== Exercise requirements ==
Copy each line of the records that contains the word "opzioni".

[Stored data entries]
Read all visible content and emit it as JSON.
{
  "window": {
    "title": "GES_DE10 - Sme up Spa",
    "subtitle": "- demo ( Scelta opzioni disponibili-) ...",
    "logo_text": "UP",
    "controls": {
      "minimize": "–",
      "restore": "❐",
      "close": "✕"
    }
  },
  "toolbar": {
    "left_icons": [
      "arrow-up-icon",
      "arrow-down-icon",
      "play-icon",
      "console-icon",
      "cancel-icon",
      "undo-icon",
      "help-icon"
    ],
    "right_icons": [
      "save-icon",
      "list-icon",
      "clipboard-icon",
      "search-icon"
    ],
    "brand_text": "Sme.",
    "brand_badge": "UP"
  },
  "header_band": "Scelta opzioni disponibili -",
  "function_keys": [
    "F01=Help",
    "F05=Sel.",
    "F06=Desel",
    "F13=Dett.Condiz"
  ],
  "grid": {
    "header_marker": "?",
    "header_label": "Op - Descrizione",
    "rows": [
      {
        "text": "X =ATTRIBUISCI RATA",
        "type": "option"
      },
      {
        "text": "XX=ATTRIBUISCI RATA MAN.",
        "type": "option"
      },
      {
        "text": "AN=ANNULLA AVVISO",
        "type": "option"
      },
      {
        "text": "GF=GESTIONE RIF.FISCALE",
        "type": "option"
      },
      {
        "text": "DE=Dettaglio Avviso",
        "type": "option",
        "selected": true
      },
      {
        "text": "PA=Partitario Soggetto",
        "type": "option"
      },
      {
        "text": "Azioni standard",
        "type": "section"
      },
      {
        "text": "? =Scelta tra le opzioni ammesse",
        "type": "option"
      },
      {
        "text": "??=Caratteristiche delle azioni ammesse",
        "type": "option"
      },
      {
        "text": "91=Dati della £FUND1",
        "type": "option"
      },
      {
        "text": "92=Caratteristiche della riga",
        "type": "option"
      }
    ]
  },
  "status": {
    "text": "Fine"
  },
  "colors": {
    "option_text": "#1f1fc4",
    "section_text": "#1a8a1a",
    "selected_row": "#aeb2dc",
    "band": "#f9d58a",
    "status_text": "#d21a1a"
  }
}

== Finished task ==
    "subtitle": "- demo ( Scelta opzioni disponibili-) ...",
  "header_band": "Scelta opzioni disponibili -",
        "text": "? =Scelta tra le opzioni ammesse",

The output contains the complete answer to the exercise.